GIVEN EXERCISE
Read the records below and copy each line that contains "LWIR".

──────── ITEMS ────────

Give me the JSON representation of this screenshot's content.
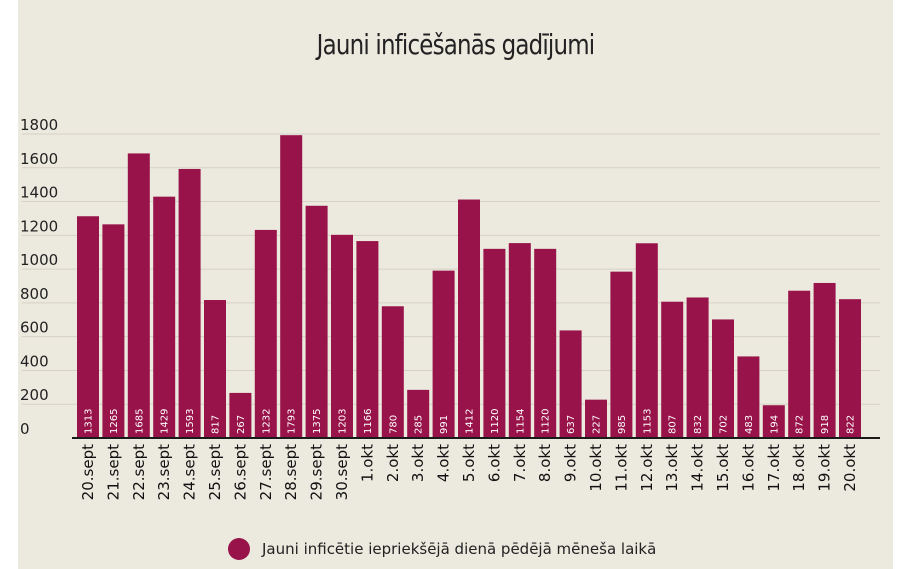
{
  "chart_data": {
    "type": "bar",
    "title": "Jauni inficēšanās gadījumi",
    "categories": [
      "20.sept",
      "21.sept",
      "22.sept",
      "23.sept",
      "24.sept",
      "25.sept",
      "26.sept",
      "27.sept",
      "28.sept",
      "29.sept",
      "30.sept",
      "1.okt",
      "2.okt",
      "3.okt",
      "4.okt",
      "5.okt",
      "6.okt",
      "7.okt",
      "8.okt",
      "9.okt",
      "10.okt",
      "11.okt",
      "12.okt",
      "13.okt",
      "14.okt",
      "15.okt",
      "16.okt",
      "17.okt",
      "18.okt",
      "19.okt",
      "20.okt"
    ],
    "series": [
      {
        "name": "Jauni inficētie iepriekšējā dienā pēdējā mēneša laikā",
        "values": [
          1313,
          1265,
          1685,
          1429,
          1593,
          817,
          267,
          1232,
          1793,
          1375,
          1203,
          1166,
          780,
          285,
          991,
          1412,
          1120,
          1154,
          1120,
          637,
          227,
          985,
          1153,
          807,
          832,
          702,
          483,
          194,
          872,
          918,
          822
        ]
      }
    ],
    "y_ticks": [
      "0",
      "200",
      "400",
      "600",
      "800",
      "1000",
      "1200",
      "1400",
      "1600",
      "1800"
    ],
    "ylim": [
      0,
      1800
    ],
    "grid": true,
    "legend_position": "bottom",
    "colors": {
      "bar": "#98134a",
      "grid": "#d6d1c4",
      "axis": "#1a1a1a",
      "background": "#ece9df"
    }
  },
  "legend": {
    "label": "Jauni inficētie iepriekšējā dienā pēdējā mēneša laikā"
  }
}
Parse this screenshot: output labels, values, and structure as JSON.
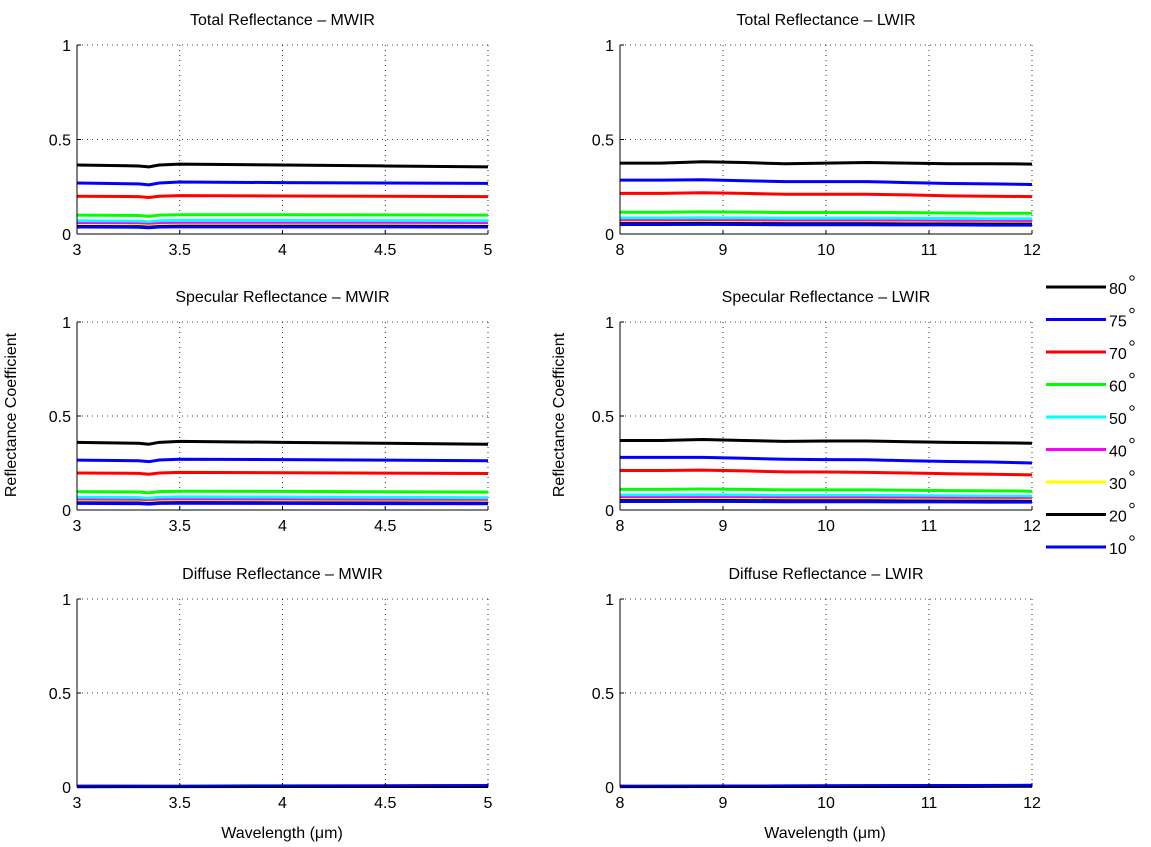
{
  "figure": {
    "ylabel": "Reflectance Coefficient",
    "xlabel": "Wavelength (μm)"
  },
  "legend": {
    "placement": "right",
    "entries": [
      {
        "label": "80",
        "color": "#000000"
      },
      {
        "label": "75",
        "color": "#0000ff"
      },
      {
        "label": "70",
        "color": "#ff0000"
      },
      {
        "label": "60",
        "color": "#00ff00"
      },
      {
        "label": "50",
        "color": "#00ffff"
      },
      {
        "label": "40",
        "color": "#ff00ff"
      },
      {
        "label": "30",
        "color": "#ffff00"
      },
      {
        "label": "20",
        "color": "#000000"
      },
      {
        "label": "10",
        "color": "#0000ff"
      }
    ]
  },
  "chart_data": [
    {
      "type": "line",
      "title": "Total Reflectance – MWIR",
      "xlim": [
        3,
        5
      ],
      "ylim": [
        0,
        1
      ],
      "xticks": [
        "3",
        "3.5",
        "4",
        "4.5",
        "5"
      ],
      "yticks": [
        "0",
        "0.5",
        "1"
      ],
      "grid": true,
      "x": [
        3.0,
        3.3,
        3.35,
        3.4,
        3.5,
        4.0,
        4.5,
        5.0
      ],
      "series": [
        {
          "name": "80",
          "values": [
            0.365,
            0.36,
            0.355,
            0.365,
            0.37,
            0.365,
            0.36,
            0.355
          ]
        },
        {
          "name": "75",
          "values": [
            0.27,
            0.265,
            0.26,
            0.27,
            0.275,
            0.272,
            0.27,
            0.268
          ]
        },
        {
          "name": "70",
          "values": [
            0.2,
            0.198,
            0.193,
            0.2,
            0.203,
            0.201,
            0.2,
            0.198
          ]
        },
        {
          "name": "60",
          "values": [
            0.1,
            0.098,
            0.093,
            0.1,
            0.102,
            0.102,
            0.101,
            0.1
          ]
        },
        {
          "name": "50",
          "values": [
            0.07,
            0.068,
            0.064,
            0.07,
            0.072,
            0.072,
            0.071,
            0.07
          ]
        },
        {
          "name": "40",
          "values": [
            0.055,
            0.053,
            0.05,
            0.055,
            0.056,
            0.056,
            0.056,
            0.055
          ]
        },
        {
          "name": "30",
          "values": [
            0.045,
            0.044,
            0.041,
            0.045,
            0.046,
            0.046,
            0.046,
            0.045
          ]
        },
        {
          "name": "20",
          "values": [
            0.04,
            0.039,
            0.036,
            0.04,
            0.041,
            0.041,
            0.041,
            0.04
          ]
        },
        {
          "name": "10",
          "values": [
            0.037,
            0.036,
            0.033,
            0.037,
            0.038,
            0.038,
            0.038,
            0.037
          ]
        }
      ]
    },
    {
      "type": "line",
      "title": "Total Reflectance – LWIR",
      "xlim": [
        8,
        12
      ],
      "ylim": [
        0,
        1
      ],
      "xticks": [
        "8",
        "9",
        "10",
        "11",
        "12"
      ],
      "yticks": [
        "0",
        "0.5",
        "1"
      ],
      "grid": true,
      "x": [
        8.0,
        8.4,
        8.8,
        9.2,
        9.6,
        10.0,
        10.4,
        10.8,
        11.2,
        11.6,
        12.0
      ],
      "series": [
        {
          "name": "80",
          "values": [
            0.375,
            0.375,
            0.382,
            0.378,
            0.372,
            0.375,
            0.378,
            0.375,
            0.372,
            0.372,
            0.37
          ]
        },
        {
          "name": "75",
          "values": [
            0.285,
            0.285,
            0.287,
            0.282,
            0.277,
            0.277,
            0.277,
            0.272,
            0.267,
            0.265,
            0.262
          ]
        },
        {
          "name": "70",
          "values": [
            0.215,
            0.215,
            0.218,
            0.215,
            0.21,
            0.21,
            0.21,
            0.207,
            0.202,
            0.2,
            0.198
          ]
        },
        {
          "name": "60",
          "values": [
            0.115,
            0.115,
            0.117,
            0.116,
            0.114,
            0.114,
            0.114,
            0.113,
            0.111,
            0.11,
            0.11
          ]
        },
        {
          "name": "50",
          "values": [
            0.085,
            0.085,
            0.086,
            0.085,
            0.084,
            0.084,
            0.084,
            0.083,
            0.082,
            0.081,
            0.08
          ]
        },
        {
          "name": "40",
          "values": [
            0.07,
            0.07,
            0.071,
            0.07,
            0.069,
            0.069,
            0.069,
            0.068,
            0.067,
            0.066,
            0.066
          ]
        },
        {
          "name": "30",
          "values": [
            0.06,
            0.06,
            0.061,
            0.06,
            0.059,
            0.059,
            0.059,
            0.058,
            0.057,
            0.057,
            0.056
          ]
        },
        {
          "name": "20",
          "values": [
            0.055,
            0.055,
            0.056,
            0.055,
            0.054,
            0.054,
            0.054,
            0.053,
            0.053,
            0.052,
            0.052
          ]
        },
        {
          "name": "10",
          "values": [
            0.05,
            0.05,
            0.051,
            0.05,
            0.049,
            0.049,
            0.049,
            0.048,
            0.048,
            0.047,
            0.047
          ]
        }
      ]
    },
    {
      "type": "line",
      "title": "Specular Reflectance – MWIR",
      "xlim": [
        3,
        5
      ],
      "ylim": [
        0,
        1
      ],
      "xticks": [
        "3",
        "3.5",
        "4",
        "4.5",
        "5"
      ],
      "yticks": [
        "0",
        "0.5",
        "1"
      ],
      "grid": true,
      "x": [
        3.0,
        3.3,
        3.35,
        3.4,
        3.5,
        4.0,
        4.5,
        5.0
      ],
      "series": [
        {
          "name": "80",
          "values": [
            0.36,
            0.355,
            0.35,
            0.36,
            0.365,
            0.36,
            0.355,
            0.35
          ]
        },
        {
          "name": "75",
          "values": [
            0.265,
            0.262,
            0.257,
            0.266,
            0.27,
            0.268,
            0.265,
            0.262
          ]
        },
        {
          "name": "70",
          "values": [
            0.197,
            0.195,
            0.19,
            0.197,
            0.2,
            0.198,
            0.196,
            0.194
          ]
        },
        {
          "name": "60",
          "values": [
            0.098,
            0.096,
            0.091,
            0.098,
            0.1,
            0.099,
            0.097,
            0.095
          ]
        },
        {
          "name": "50",
          "values": [
            0.068,
            0.066,
            0.062,
            0.068,
            0.07,
            0.069,
            0.067,
            0.065
          ]
        },
        {
          "name": "40",
          "values": [
            0.053,
            0.051,
            0.048,
            0.053,
            0.054,
            0.053,
            0.052,
            0.05
          ]
        },
        {
          "name": "30",
          "values": [
            0.043,
            0.042,
            0.039,
            0.043,
            0.044,
            0.043,
            0.042,
            0.041
          ]
        },
        {
          "name": "20",
          "values": [
            0.038,
            0.037,
            0.034,
            0.038,
            0.039,
            0.038,
            0.037,
            0.036
          ]
        },
        {
          "name": "10",
          "values": [
            0.035,
            0.034,
            0.031,
            0.035,
            0.036,
            0.035,
            0.034,
            0.033
          ]
        }
      ]
    },
    {
      "type": "line",
      "title": "Specular Reflectance – LWIR",
      "xlim": [
        8,
        12
      ],
      "ylim": [
        0,
        1
      ],
      "xticks": [
        "8",
        "9",
        "10",
        "11",
        "12"
      ],
      "yticks": [
        "0",
        "0.5",
        "1"
      ],
      "grid": true,
      "x": [
        8.0,
        8.4,
        8.8,
        9.2,
        9.6,
        10.0,
        10.4,
        10.8,
        11.2,
        11.6,
        12.0
      ],
      "series": [
        {
          "name": "80",
          "values": [
            0.37,
            0.37,
            0.375,
            0.37,
            0.365,
            0.367,
            0.367,
            0.363,
            0.36,
            0.358,
            0.355
          ]
        },
        {
          "name": "75",
          "values": [
            0.28,
            0.28,
            0.28,
            0.275,
            0.27,
            0.268,
            0.267,
            0.262,
            0.258,
            0.255,
            0.25
          ]
        },
        {
          "name": "70",
          "values": [
            0.21,
            0.21,
            0.212,
            0.208,
            0.203,
            0.202,
            0.2,
            0.197,
            0.193,
            0.19,
            0.187
          ]
        },
        {
          "name": "60",
          "values": [
            0.11,
            0.11,
            0.112,
            0.11,
            0.107,
            0.107,
            0.107,
            0.105,
            0.103,
            0.102,
            0.1
          ]
        },
        {
          "name": "50",
          "values": [
            0.08,
            0.08,
            0.081,
            0.08,
            0.078,
            0.078,
            0.078,
            0.077,
            0.075,
            0.074,
            0.073
          ]
        },
        {
          "name": "40",
          "values": [
            0.065,
            0.065,
            0.066,
            0.065,
            0.064,
            0.064,
            0.064,
            0.063,
            0.062,
            0.061,
            0.06
          ]
        },
        {
          "name": "30",
          "values": [
            0.055,
            0.055,
            0.056,
            0.055,
            0.054,
            0.054,
            0.054,
            0.053,
            0.052,
            0.052,
            0.051
          ]
        },
        {
          "name": "20",
          "values": [
            0.05,
            0.05,
            0.051,
            0.05,
            0.049,
            0.049,
            0.049,
            0.048,
            0.047,
            0.047,
            0.046
          ]
        },
        {
          "name": "10",
          "values": [
            0.045,
            0.045,
            0.046,
            0.045,
            0.044,
            0.044,
            0.044,
            0.043,
            0.043,
            0.042,
            0.042
          ]
        }
      ]
    },
    {
      "type": "line",
      "title": "Diffuse Reflectance – MWIR",
      "xlim": [
        3,
        5
      ],
      "ylim": [
        0,
        1
      ],
      "xticks": [
        "3",
        "3.5",
        "4",
        "4.5",
        "5"
      ],
      "yticks": [
        "0",
        "0.5",
        "1"
      ],
      "grid": true,
      "x": [
        3.0,
        3.5,
        4.0,
        4.5,
        5.0
      ],
      "series": [
        {
          "name": "80",
          "values": [
            0.004,
            0.005,
            0.006,
            0.006,
            0.007
          ]
        },
        {
          "name": "75",
          "values": [
            0.004,
            0.005,
            0.006,
            0.006,
            0.007
          ]
        },
        {
          "name": "70",
          "values": [
            0.003,
            0.004,
            0.005,
            0.006,
            0.006
          ]
        },
        {
          "name": "60",
          "values": [
            0.003,
            0.004,
            0.004,
            0.005,
            0.005
          ]
        },
        {
          "name": "50",
          "values": [
            0.002,
            0.003,
            0.004,
            0.004,
            0.005
          ]
        },
        {
          "name": "40",
          "values": [
            0.002,
            0.003,
            0.003,
            0.004,
            0.004
          ]
        },
        {
          "name": "30",
          "values": [
            0.002,
            0.002,
            0.003,
            0.003,
            0.004
          ]
        },
        {
          "name": "20",
          "values": [
            0.002,
            0.002,
            0.003,
            0.003,
            0.003
          ]
        },
        {
          "name": "10",
          "values": [
            0.002,
            0.003,
            0.004,
            0.005,
            0.006
          ]
        }
      ]
    },
    {
      "type": "line",
      "title": "Diffuse Reflectance – LWIR",
      "xlim": [
        8,
        12
      ],
      "ylim": [
        0,
        1
      ],
      "xticks": [
        "8",
        "9",
        "10",
        "11",
        "12"
      ],
      "yticks": [
        "0",
        "0.5",
        "1"
      ],
      "grid": true,
      "x": [
        8.0,
        9.0,
        10.0,
        11.0,
        12.0
      ],
      "series": [
        {
          "name": "80",
          "values": [
            0.004,
            0.005,
            0.006,
            0.007,
            0.008
          ]
        },
        {
          "name": "75",
          "values": [
            0.004,
            0.005,
            0.006,
            0.007,
            0.008
          ]
        },
        {
          "name": "70",
          "values": [
            0.004,
            0.005,
            0.005,
            0.006,
            0.007
          ]
        },
        {
          "name": "60",
          "values": [
            0.003,
            0.004,
            0.005,
            0.005,
            0.006
          ]
        },
        {
          "name": "50",
          "values": [
            0.003,
            0.004,
            0.004,
            0.005,
            0.005
          ]
        },
        {
          "name": "40",
          "values": [
            0.003,
            0.003,
            0.004,
            0.004,
            0.005
          ]
        },
        {
          "name": "30",
          "values": [
            0.002,
            0.003,
            0.003,
            0.004,
            0.004
          ]
        },
        {
          "name": "20",
          "values": [
            0.002,
            0.003,
            0.003,
            0.003,
            0.004
          ]
        },
        {
          "name": "10",
          "values": [
            0.003,
            0.005,
            0.006,
            0.007,
            0.009
          ]
        }
      ]
    }
  ]
}
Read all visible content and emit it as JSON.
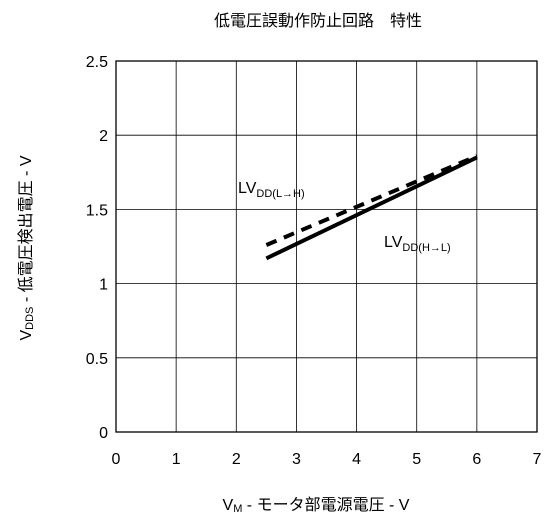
{
  "chart_data": {
    "type": "line",
    "title": "低電圧誤動作防止回路　特性",
    "xlabel": {
      "main": "V",
      "sub": "M",
      "rest": " - モータ部電源電圧 - V"
    },
    "ylabel": {
      "main": "V",
      "sub": "DDS",
      "rest": " - 低電圧検出電圧 - V"
    },
    "xlim": [
      0,
      7
    ],
    "ylim": [
      0,
      2.5
    ],
    "x_ticks": [
      0,
      1,
      2,
      3,
      4,
      5,
      6,
      7
    ],
    "y_ticks": [
      0,
      0.5,
      1,
      1.5,
      2,
      2.5
    ],
    "x_tick_labels": [
      "0",
      "1",
      "2",
      "3",
      "4",
      "5",
      "6",
      "7"
    ],
    "y_tick_labels": [
      "0",
      "0.5",
      "1",
      "1.5",
      "2",
      "2.5"
    ],
    "grid": true,
    "series": [
      {
        "label_main": "LV",
        "label_sub": "DD(L→H)",
        "style": "dashed",
        "color": "#000000",
        "x": [
          2.5,
          6.0
        ],
        "y": [
          1.26,
          1.86
        ]
      },
      {
        "label_main": "LV",
        "label_sub": "DD(H→L)",
        "style": "solid",
        "color": "#000000",
        "x": [
          2.5,
          6.0
        ],
        "y": [
          1.17,
          1.85
        ]
      }
    ]
  }
}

────────

TASK RESULT
      "title": "Total Reflectance – LWIR",
      "title": "Specular Reflectance – LWIR",
      "title": "Diffuse Reflectance – LWIR",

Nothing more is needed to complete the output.